▶ Directive
List each line holding the string "representative".

▶ Data for this exercise
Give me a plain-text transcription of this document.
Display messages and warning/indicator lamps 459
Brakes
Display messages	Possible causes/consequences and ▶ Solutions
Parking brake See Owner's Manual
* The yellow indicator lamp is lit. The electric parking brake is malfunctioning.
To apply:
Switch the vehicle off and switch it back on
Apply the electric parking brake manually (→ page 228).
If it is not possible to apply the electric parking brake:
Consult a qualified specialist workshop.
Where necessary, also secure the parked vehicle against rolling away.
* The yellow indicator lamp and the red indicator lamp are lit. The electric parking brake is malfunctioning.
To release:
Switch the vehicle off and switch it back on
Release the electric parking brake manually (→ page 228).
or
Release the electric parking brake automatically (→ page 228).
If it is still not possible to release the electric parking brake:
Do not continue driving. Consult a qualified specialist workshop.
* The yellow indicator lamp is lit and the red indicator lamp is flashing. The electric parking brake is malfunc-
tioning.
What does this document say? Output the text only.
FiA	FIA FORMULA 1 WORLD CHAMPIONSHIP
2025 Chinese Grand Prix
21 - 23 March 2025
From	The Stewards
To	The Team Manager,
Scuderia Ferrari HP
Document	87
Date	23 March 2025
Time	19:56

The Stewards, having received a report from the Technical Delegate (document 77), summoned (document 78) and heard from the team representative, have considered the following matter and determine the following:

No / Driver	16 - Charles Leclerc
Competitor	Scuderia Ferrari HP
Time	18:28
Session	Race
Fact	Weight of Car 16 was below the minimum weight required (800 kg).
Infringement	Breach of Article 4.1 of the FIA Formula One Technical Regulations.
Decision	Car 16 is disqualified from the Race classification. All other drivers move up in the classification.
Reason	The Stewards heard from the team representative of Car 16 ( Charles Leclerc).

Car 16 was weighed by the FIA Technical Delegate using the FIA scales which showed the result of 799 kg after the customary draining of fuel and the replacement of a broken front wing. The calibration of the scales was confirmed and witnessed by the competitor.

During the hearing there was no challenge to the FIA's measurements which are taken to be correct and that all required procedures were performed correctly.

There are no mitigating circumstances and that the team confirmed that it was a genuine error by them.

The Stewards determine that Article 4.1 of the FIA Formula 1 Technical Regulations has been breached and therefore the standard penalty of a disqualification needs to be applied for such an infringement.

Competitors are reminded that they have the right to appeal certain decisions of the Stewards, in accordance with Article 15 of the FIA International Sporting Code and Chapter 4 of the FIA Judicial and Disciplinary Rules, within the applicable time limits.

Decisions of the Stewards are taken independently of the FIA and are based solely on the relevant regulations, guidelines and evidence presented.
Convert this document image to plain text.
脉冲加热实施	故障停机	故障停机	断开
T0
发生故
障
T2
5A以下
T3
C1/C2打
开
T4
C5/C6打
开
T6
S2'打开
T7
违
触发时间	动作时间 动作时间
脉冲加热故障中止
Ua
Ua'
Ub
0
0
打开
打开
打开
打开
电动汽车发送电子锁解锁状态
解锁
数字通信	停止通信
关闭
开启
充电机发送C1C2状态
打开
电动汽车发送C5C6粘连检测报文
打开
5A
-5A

▶ Answer to this task
The Stewards, having received a report from the Technical Delegate (document 77), summoned (document 78) and heard from the team representative, have considered the following matter and determine the following:
Reason	The Stewards heard from the team representative of Car 16 ( Charles Leclerc).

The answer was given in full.